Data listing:
<<<<

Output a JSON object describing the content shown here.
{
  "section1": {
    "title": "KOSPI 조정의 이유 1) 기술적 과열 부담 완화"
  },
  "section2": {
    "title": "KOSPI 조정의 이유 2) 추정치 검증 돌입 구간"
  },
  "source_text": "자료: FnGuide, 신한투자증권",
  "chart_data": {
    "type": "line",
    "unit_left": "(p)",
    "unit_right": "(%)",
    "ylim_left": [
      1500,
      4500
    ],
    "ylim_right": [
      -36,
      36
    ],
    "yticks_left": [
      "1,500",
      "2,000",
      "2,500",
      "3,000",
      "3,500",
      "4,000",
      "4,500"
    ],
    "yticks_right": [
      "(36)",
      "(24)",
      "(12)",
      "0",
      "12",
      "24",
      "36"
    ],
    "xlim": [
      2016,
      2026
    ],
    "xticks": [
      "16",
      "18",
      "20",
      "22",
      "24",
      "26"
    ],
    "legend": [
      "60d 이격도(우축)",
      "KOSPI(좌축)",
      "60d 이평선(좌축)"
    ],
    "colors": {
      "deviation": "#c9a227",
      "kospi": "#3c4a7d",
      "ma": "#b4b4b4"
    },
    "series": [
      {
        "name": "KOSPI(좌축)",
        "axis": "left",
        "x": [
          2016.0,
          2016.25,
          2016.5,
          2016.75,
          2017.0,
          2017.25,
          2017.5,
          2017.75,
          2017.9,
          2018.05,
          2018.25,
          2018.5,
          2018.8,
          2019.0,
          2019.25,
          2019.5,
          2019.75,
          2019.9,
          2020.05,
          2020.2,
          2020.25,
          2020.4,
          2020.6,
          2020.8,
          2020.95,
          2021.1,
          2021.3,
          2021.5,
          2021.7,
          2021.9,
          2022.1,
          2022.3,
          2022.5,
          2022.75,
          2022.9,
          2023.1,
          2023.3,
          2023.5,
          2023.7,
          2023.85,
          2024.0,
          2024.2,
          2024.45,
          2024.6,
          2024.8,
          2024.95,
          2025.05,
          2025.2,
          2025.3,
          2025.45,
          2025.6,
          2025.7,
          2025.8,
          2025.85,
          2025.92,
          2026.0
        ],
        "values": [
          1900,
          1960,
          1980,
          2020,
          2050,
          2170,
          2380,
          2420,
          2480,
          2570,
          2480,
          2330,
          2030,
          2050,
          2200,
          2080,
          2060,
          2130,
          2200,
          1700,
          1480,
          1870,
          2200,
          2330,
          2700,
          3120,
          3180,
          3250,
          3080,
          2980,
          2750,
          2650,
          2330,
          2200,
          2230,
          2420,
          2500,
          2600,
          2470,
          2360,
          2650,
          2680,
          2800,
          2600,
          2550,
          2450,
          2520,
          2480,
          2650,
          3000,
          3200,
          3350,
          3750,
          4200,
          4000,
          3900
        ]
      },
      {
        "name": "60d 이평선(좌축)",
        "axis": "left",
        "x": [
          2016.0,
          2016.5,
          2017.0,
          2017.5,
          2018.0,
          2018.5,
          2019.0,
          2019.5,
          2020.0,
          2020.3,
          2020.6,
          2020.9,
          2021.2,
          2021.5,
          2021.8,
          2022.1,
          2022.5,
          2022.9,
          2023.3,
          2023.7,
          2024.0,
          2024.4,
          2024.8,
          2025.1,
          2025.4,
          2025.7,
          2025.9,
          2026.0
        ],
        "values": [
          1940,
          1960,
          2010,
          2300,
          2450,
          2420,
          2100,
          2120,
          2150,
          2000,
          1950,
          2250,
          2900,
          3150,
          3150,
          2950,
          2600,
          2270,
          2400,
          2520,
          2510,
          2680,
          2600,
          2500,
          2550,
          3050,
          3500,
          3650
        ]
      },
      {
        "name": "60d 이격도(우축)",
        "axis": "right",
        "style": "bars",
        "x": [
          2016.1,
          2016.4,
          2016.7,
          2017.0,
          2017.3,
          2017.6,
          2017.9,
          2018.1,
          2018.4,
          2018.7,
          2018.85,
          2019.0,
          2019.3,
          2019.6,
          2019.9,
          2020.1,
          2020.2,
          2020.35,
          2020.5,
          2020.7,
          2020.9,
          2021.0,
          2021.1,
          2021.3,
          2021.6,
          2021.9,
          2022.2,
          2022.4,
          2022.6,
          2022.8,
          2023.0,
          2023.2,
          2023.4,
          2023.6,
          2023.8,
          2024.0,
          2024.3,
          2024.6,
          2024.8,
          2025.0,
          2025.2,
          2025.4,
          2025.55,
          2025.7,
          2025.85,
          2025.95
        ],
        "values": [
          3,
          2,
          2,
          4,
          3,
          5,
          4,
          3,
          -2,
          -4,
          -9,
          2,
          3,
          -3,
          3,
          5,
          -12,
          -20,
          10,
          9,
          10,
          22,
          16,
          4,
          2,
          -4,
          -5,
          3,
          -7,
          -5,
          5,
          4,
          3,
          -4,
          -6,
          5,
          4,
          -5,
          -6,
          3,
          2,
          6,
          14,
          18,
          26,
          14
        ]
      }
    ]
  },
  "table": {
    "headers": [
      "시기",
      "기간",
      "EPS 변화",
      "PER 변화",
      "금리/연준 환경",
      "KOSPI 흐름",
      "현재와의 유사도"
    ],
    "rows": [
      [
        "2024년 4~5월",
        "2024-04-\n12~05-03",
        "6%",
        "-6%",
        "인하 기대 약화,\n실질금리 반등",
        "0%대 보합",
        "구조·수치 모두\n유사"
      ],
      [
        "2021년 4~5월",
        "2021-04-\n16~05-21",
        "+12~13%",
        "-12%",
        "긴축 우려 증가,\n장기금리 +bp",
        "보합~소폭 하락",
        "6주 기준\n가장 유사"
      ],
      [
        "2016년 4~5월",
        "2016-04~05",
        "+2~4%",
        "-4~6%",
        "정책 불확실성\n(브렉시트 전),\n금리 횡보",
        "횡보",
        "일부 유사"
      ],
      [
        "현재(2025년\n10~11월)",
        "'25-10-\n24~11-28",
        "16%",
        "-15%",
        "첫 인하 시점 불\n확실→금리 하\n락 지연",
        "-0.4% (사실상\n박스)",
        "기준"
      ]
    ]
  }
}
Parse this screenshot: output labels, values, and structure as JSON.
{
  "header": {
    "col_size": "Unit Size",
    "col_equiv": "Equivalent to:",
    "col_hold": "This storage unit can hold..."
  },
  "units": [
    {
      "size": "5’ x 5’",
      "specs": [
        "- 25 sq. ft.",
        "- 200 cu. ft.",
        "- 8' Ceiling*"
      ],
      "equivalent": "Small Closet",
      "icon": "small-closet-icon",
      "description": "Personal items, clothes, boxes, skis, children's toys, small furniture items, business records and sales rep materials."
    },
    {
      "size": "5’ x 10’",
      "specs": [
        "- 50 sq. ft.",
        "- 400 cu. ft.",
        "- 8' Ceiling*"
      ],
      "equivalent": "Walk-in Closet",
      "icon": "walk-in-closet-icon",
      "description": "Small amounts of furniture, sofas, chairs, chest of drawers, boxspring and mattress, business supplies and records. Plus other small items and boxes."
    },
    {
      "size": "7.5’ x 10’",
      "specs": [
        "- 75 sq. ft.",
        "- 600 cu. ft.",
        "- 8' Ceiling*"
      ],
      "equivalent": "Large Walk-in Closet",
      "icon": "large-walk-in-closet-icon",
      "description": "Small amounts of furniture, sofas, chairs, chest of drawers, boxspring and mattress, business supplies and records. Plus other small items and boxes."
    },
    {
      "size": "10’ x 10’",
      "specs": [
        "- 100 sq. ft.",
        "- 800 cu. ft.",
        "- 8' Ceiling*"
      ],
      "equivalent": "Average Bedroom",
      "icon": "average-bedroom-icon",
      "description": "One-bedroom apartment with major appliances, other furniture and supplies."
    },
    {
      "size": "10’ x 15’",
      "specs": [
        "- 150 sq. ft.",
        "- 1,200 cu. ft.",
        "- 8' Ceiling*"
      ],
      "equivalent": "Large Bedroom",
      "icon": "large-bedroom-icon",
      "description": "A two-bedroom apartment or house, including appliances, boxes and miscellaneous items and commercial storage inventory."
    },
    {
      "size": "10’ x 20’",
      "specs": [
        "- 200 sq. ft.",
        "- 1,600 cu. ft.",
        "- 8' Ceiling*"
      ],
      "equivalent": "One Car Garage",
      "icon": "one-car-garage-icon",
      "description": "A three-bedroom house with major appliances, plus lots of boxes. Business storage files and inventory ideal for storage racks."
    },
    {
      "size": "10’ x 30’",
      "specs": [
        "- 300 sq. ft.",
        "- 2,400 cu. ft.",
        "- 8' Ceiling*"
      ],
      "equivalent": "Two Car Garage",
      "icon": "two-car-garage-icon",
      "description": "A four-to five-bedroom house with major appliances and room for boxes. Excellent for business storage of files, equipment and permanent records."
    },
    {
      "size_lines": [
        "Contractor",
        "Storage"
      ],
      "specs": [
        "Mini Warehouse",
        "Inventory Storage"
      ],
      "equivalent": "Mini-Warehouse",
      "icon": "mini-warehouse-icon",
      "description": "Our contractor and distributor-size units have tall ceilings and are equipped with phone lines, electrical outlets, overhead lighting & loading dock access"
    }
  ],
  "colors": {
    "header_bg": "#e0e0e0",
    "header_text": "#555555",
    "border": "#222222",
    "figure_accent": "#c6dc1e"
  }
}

>>>>

| Exercise details |
Gather from the data above every line with the string "title".

| Correct response |
    "title": "KOSPI 조정의 이유 1) 기술적 과열 부담 완화"
    "title": "KOSPI 조정의 이유 2) 추정치 검증 돌입 구간"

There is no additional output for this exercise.